Aim: Pull every line with the word "this" out of the entries below.

Input:
┄┄┄┄┄┄┄┄┄┄┄┄┄┄┄┄┄┄┄┄

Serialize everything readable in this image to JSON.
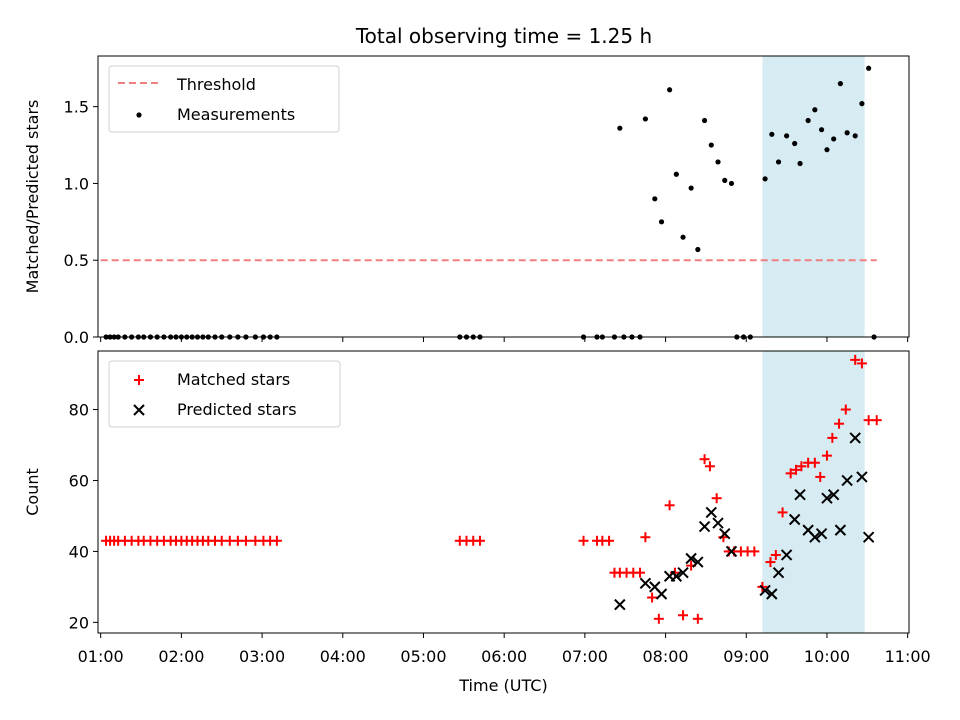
{
  "chart_data": [
    {
      "type": "scatter",
      "title": "Total observing time = 1.25 h",
      "xlabel": "",
      "ylabel": "Matched/Predicted stars",
      "xlim": [
        "00:58",
        "11:01"
      ],
      "ylim": [
        0,
        1.83
      ],
      "y_ticks": [
        0.0,
        0.5,
        1.0,
        1.5
      ],
      "y_tick_labels": [
        "0.0",
        "0.5",
        "1.0",
        "1.5"
      ],
      "shaded_span": {
        "x": [
          "09:12",
          "10:28"
        ],
        "color": "#add8e6"
      },
      "threshold": {
        "name": "Threshold",
        "y": 0.5,
        "x": [
          "01:00",
          "10:37"
        ],
        "color": "#f08080",
        "style": "dashed"
      },
      "series": [
        {
          "name": "Measurements",
          "color": "#000000",
          "marker": "dot",
          "points": [
            [
              "01:04",
              0
            ],
            [
              "01:07",
              0
            ],
            [
              "01:10",
              0
            ],
            [
              "01:13",
              0
            ],
            [
              "01:18",
              0
            ],
            [
              "01:23",
              0
            ],
            [
              "01:28",
              0
            ],
            [
              "01:32",
              0
            ],
            [
              "01:37",
              0
            ],
            [
              "01:42",
              0
            ],
            [
              "01:47",
              0
            ],
            [
              "01:52",
              0
            ],
            [
              "01:56",
              0
            ],
            [
              "02:00",
              0
            ],
            [
              "02:04",
              0
            ],
            [
              "02:08",
              0
            ],
            [
              "02:12",
              0
            ],
            [
              "02:16",
              0
            ],
            [
              "02:20",
              0
            ],
            [
              "02:25",
              0
            ],
            [
              "02:30",
              0
            ],
            [
              "02:36",
              0
            ],
            [
              "02:42",
              0
            ],
            [
              "02:48",
              0
            ],
            [
              "02:55",
              0
            ],
            [
              "03:01",
              0
            ],
            [
              "03:06",
              0
            ],
            [
              "03:11",
              0
            ],
            [
              "05:27",
              0
            ],
            [
              "05:32",
              0
            ],
            [
              "05:37",
              0
            ],
            [
              "05:42",
              0
            ],
            [
              "06:59",
              0
            ],
            [
              "07:09",
              0
            ],
            [
              "07:13",
              0
            ],
            [
              "07:22",
              0
            ],
            [
              "07:29",
              0
            ],
            [
              "07:35",
              0
            ],
            [
              "07:41",
              0
            ],
            [
              "07:26",
              1.36
            ],
            [
              "07:45",
              1.42
            ],
            [
              "07:52",
              0.9
            ],
            [
              "07:57",
              0.75
            ],
            [
              "08:03",
              1.61
            ],
            [
              "08:08",
              1.06
            ],
            [
              "08:13",
              0.65
            ],
            [
              "08:19",
              0.97
            ],
            [
              "08:24",
              0.57
            ],
            [
              "08:29",
              1.41
            ],
            [
              "08:34",
              1.25
            ],
            [
              "08:39",
              1.14
            ],
            [
              "08:44",
              1.02
            ],
            [
              "08:49",
              1.0
            ],
            [
              "08:53",
              0
            ],
            [
              "08:58",
              0
            ],
            [
              "09:03",
              0
            ],
            [
              "09:14",
              1.03
            ],
            [
              "09:19",
              1.32
            ],
            [
              "09:24",
              1.14
            ],
            [
              "09:30",
              1.31
            ],
            [
              "09:36",
              1.26
            ],
            [
              "09:40",
              1.13
            ],
            [
              "09:46",
              1.41
            ],
            [
              "09:51",
              1.48
            ],
            [
              "09:56",
              1.35
            ],
            [
              "10:00",
              1.22
            ],
            [
              "10:05",
              1.29
            ],
            [
              "10:10",
              1.65
            ],
            [
              "10:15",
              1.33
            ],
            [
              "10:21",
              1.31
            ],
            [
              "10:26",
              1.52
            ],
            [
              "10:31",
              1.75
            ],
            [
              "10:35",
              0
            ]
          ]
        }
      ],
      "legend": [
        "Threshold",
        "Measurements"
      ],
      "legend_position": "upper left"
    },
    {
      "type": "scatter",
      "xlabel": "Time (UTC)",
      "ylabel": "Count",
      "xlim": [
        "00:58",
        "11:01"
      ],
      "ylim": [
        17,
        96.5
      ],
      "x_ticks": [
        "01:00",
        "02:00",
        "03:00",
        "04:00",
        "05:00",
        "06:00",
        "07:00",
        "08:00",
        "09:00",
        "10:00",
        "11:00"
      ],
      "y_ticks": [
        20,
        40,
        60,
        80
      ],
      "y_tick_labels": [
        "20",
        "40",
        "60",
        "80"
      ],
      "shaded_span": {
        "x": [
          "09:12",
          "10:28"
        ],
        "color": "#add8e6"
      },
      "series": [
        {
          "name": "Matched stars",
          "color": "#ff0000",
          "marker": "plus",
          "points": [
            [
              "01:04",
              43
            ],
            [
              "01:07",
              43
            ],
            [
              "01:10",
              43
            ],
            [
              "01:13",
              43
            ],
            [
              "01:18",
              43
            ],
            [
              "01:23",
              43
            ],
            [
              "01:28",
              43
            ],
            [
              "01:32",
              43
            ],
            [
              "01:37",
              43
            ],
            [
              "01:42",
              43
            ],
            [
              "01:47",
              43
            ],
            [
              "01:52",
              43
            ],
            [
              "01:56",
              43
            ],
            [
              "02:00",
              43
            ],
            [
              "02:04",
              43
            ],
            [
              "02:08",
              43
            ],
            [
              "02:12",
              43
            ],
            [
              "02:16",
              43
            ],
            [
              "02:20",
              43
            ],
            [
              "02:25",
              43
            ],
            [
              "02:30",
              43
            ],
            [
              "02:36",
              43
            ],
            [
              "02:42",
              43
            ],
            [
              "02:48",
              43
            ],
            [
              "02:55",
              43
            ],
            [
              "03:01",
              43
            ],
            [
              "03:06",
              43
            ],
            [
              "03:11",
              43
            ],
            [
              "05:27",
              43
            ],
            [
              "05:32",
              43
            ],
            [
              "05:37",
              43
            ],
            [
              "05:42",
              43
            ],
            [
              "06:59",
              43
            ],
            [
              "07:09",
              43
            ],
            [
              "07:13",
              43
            ],
            [
              "07:18",
              43
            ],
            [
              "07:22",
              34
            ],
            [
              "07:26",
              34
            ],
            [
              "07:31",
              34
            ],
            [
              "07:36",
              34
            ],
            [
              "07:41",
              34
            ],
            [
              "07:45",
              44
            ],
            [
              "07:50",
              27
            ],
            [
              "07:55",
              21
            ],
            [
              "08:03",
              53
            ],
            [
              "08:07",
              34
            ],
            [
              "08:13",
              22
            ],
            [
              "08:19",
              36
            ],
            [
              "08:24",
              21
            ],
            [
              "08:29",
              66
            ],
            [
              "08:33",
              64
            ],
            [
              "08:38",
              55
            ],
            [
              "08:43",
              44
            ],
            [
              "08:47",
              40
            ],
            [
              "08:51",
              40
            ],
            [
              "08:56",
              40
            ],
            [
              "09:01",
              40
            ],
            [
              "09:06",
              40
            ],
            [
              "09:12",
              30
            ],
            [
              "09:18",
              37
            ],
            [
              "09:22",
              39
            ],
            [
              "09:27",
              51
            ],
            [
              "09:33",
              62
            ],
            [
              "09:37",
              63
            ],
            [
              "09:41",
              64
            ],
            [
              "09:46",
              65
            ],
            [
              "09:51",
              65
            ],
            [
              "09:55",
              61
            ],
            [
              "10:00",
              67
            ],
            [
              "10:04",
              72
            ],
            [
              "10:09",
              76
            ],
            [
              "10:14",
              80
            ],
            [
              "10:21",
              94
            ],
            [
              "10:26",
              93
            ],
            [
              "10:31",
              77
            ],
            [
              "10:37",
              77
            ]
          ]
        },
        {
          "name": "Predicted stars",
          "color": "#000000",
          "marker": "x",
          "points": [
            [
              "07:26",
              25
            ],
            [
              "07:45",
              31
            ],
            [
              "07:52",
              30
            ],
            [
              "07:57",
              28
            ],
            [
              "08:03",
              33
            ],
            [
              "08:08",
              33
            ],
            [
              "08:13",
              34
            ],
            [
              "08:19",
              38
            ],
            [
              "08:24",
              37
            ],
            [
              "08:29",
              47
            ],
            [
              "08:34",
              51
            ],
            [
              "08:39",
              48
            ],
            [
              "08:44",
              45
            ],
            [
              "08:49",
              40
            ],
            [
              "09:14",
              29
            ],
            [
              "09:19",
              28
            ],
            [
              "09:24",
              34
            ],
            [
              "09:30",
              39
            ],
            [
              "09:36",
              49
            ],
            [
              "09:40",
              56
            ],
            [
              "09:46",
              46
            ],
            [
              "09:51",
              44
            ],
            [
              "09:56",
              45
            ],
            [
              "10:00",
              55
            ],
            [
              "10:05",
              56
            ],
            [
              "10:10",
              46
            ],
            [
              "10:15",
              60
            ],
            [
              "10:21",
              72
            ],
            [
              "10:26",
              61
            ],
            [
              "10:31",
              44
            ]
          ]
        }
      ],
      "legend": [
        "Matched stars",
        "Predicted stars"
      ],
      "legend_position": "upper left"
    }
  ]
}
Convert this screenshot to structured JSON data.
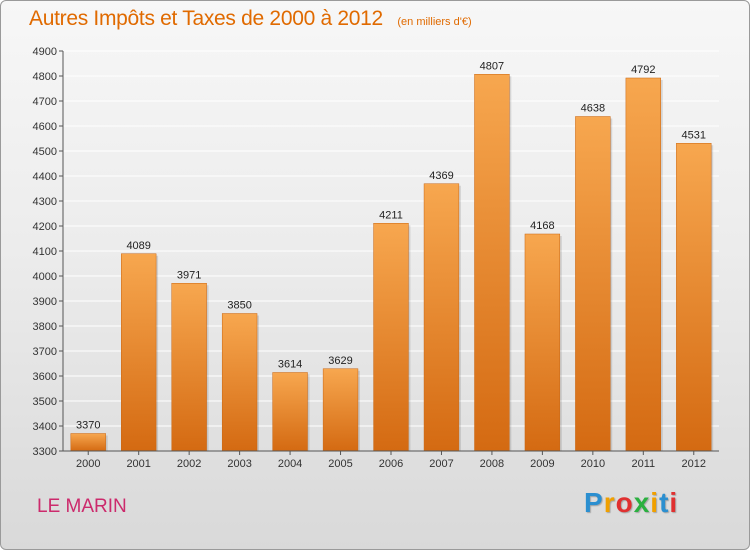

┄┄┄┄┄┄┄┄┄┄┄┄┄┄┄┄┄┄┄┄

Output of the task:
Serialize everything readable in this image to JSON.
Convert this screenshot to structured JSON data.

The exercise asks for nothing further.